▸ **REQUIRED WORK**
Find the lines containing the word "username" and copy every one of them.

▸ **MATERIAL**
——————
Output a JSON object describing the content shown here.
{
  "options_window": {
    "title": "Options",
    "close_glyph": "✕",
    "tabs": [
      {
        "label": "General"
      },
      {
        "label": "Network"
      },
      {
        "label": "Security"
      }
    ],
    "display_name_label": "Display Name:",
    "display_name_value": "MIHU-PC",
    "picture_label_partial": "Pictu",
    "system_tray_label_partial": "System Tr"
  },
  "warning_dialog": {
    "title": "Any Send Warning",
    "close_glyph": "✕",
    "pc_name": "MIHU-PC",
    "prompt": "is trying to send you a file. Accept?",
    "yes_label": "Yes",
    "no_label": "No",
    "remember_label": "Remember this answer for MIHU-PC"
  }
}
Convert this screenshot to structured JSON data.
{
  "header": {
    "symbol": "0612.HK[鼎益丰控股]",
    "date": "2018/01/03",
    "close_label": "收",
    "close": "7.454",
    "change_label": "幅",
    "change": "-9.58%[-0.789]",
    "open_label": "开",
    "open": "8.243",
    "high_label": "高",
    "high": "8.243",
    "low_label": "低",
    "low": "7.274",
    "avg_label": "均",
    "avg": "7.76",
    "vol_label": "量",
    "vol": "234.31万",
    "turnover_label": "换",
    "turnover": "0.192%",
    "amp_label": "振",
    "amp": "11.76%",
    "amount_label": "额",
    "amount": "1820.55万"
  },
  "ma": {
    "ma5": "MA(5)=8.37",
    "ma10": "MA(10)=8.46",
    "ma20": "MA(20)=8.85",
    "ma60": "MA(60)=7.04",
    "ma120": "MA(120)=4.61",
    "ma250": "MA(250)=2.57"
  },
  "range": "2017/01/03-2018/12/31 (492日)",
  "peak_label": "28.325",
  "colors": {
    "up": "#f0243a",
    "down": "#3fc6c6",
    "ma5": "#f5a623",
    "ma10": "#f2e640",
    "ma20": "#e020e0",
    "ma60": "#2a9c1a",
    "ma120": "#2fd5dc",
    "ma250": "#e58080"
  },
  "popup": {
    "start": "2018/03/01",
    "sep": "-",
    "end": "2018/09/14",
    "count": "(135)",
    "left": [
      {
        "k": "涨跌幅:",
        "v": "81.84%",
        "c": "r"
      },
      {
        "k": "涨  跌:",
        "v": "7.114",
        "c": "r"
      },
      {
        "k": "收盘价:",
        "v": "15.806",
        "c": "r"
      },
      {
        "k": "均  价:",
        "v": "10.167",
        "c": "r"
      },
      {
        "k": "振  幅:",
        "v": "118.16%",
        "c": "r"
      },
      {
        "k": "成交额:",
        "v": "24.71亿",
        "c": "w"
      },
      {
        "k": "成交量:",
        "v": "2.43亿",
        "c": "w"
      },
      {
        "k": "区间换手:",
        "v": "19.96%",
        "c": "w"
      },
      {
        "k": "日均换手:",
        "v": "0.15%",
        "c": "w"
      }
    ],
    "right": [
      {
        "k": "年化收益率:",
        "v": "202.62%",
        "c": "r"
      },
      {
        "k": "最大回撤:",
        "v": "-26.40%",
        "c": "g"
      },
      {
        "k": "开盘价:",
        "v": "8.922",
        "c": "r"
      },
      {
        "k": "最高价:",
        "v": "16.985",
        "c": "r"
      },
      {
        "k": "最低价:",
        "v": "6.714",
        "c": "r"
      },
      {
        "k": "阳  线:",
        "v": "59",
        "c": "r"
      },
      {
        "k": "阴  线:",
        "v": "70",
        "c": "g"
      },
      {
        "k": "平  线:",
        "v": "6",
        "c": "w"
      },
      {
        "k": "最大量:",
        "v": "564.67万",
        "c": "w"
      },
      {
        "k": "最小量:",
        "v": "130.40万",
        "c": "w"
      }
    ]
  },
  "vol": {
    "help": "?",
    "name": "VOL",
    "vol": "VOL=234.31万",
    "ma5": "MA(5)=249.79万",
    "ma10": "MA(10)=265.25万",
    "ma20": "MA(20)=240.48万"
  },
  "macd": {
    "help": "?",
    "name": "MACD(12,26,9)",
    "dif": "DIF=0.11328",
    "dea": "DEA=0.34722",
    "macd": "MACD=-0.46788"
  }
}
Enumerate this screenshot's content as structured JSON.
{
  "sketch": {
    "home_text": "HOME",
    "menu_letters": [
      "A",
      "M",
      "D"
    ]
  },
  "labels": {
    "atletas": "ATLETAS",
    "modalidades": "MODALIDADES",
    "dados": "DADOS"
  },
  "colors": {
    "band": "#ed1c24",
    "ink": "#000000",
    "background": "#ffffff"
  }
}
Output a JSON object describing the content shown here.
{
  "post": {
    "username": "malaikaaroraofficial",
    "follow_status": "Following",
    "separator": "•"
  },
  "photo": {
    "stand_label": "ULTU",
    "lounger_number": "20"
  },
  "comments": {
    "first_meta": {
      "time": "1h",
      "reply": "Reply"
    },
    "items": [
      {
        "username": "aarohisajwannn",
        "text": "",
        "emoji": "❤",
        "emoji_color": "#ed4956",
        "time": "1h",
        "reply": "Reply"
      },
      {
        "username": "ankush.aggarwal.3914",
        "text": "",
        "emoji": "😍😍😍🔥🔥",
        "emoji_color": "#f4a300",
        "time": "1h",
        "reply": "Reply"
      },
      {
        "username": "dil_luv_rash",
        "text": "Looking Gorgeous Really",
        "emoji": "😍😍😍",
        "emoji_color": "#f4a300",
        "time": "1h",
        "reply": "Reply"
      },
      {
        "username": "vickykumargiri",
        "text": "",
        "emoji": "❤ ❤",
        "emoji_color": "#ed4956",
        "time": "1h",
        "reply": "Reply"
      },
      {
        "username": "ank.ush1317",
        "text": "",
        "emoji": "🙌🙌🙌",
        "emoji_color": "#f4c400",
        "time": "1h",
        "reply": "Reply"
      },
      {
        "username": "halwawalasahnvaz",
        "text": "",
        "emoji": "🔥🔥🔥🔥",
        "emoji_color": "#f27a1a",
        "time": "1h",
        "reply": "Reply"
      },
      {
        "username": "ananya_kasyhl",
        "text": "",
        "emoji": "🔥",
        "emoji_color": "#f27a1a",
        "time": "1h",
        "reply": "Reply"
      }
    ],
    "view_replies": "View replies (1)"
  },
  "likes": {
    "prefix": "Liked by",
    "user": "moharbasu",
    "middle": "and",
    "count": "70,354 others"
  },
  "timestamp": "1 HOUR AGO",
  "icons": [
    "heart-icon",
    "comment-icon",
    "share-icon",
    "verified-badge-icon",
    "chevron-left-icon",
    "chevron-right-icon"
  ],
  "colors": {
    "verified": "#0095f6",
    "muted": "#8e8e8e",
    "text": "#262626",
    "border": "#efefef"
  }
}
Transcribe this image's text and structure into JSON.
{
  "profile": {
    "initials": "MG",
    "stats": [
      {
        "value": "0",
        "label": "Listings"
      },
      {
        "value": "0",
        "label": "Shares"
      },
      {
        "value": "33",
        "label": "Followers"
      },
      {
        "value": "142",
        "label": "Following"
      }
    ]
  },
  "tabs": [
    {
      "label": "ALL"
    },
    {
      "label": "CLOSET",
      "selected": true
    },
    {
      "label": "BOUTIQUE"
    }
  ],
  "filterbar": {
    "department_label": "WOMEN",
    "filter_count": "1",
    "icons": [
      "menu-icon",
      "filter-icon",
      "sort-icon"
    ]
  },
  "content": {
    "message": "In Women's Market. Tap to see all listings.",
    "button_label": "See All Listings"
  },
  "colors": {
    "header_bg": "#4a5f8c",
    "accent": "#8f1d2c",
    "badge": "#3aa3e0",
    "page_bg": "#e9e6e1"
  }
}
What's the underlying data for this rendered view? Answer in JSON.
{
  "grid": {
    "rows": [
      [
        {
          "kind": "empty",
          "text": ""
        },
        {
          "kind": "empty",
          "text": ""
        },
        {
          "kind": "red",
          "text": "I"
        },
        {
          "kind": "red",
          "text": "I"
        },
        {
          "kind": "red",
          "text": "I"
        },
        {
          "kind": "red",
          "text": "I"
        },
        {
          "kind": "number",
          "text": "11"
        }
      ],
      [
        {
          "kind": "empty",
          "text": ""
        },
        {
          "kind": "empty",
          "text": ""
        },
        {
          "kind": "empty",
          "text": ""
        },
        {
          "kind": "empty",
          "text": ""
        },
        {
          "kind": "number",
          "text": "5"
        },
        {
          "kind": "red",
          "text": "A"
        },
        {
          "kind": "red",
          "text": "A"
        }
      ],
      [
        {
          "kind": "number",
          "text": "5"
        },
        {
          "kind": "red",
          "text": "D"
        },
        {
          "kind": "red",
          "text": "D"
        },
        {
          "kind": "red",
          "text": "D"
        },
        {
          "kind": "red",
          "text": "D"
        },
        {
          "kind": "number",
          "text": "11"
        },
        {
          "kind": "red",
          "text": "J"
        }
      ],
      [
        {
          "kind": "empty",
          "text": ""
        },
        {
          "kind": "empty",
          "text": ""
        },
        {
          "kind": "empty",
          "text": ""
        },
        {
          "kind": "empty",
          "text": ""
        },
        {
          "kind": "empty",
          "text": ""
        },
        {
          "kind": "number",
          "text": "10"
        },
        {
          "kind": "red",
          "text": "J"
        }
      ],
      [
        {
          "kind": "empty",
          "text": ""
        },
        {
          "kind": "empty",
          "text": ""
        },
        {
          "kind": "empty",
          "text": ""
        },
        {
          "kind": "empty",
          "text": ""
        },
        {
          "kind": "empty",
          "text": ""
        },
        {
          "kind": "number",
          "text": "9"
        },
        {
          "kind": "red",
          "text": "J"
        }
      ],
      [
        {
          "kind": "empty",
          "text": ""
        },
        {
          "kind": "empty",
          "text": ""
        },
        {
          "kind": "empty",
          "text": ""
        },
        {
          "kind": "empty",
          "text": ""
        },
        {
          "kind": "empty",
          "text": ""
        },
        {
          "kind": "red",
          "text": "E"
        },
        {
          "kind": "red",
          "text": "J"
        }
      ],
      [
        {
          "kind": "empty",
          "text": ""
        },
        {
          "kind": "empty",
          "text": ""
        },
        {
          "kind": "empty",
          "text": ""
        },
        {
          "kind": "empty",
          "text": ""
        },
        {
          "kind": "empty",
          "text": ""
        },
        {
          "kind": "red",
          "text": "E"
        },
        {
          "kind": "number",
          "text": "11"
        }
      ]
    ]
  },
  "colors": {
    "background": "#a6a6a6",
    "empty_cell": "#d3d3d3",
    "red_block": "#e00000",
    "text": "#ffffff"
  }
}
——————
▸ **CORRECT RESULT**
    "username": "malaikaaroraofficial",
        "username": "aarohisajwannn",
        "username": "ankush.aggarwal.3914",
        "username": "dil_luv_rash",
        "username": "vickykumargiri",
        "username": "ank.ush1317",
        "username": "halwawalasahnvaz",
        "username": "ananya_kasyhl",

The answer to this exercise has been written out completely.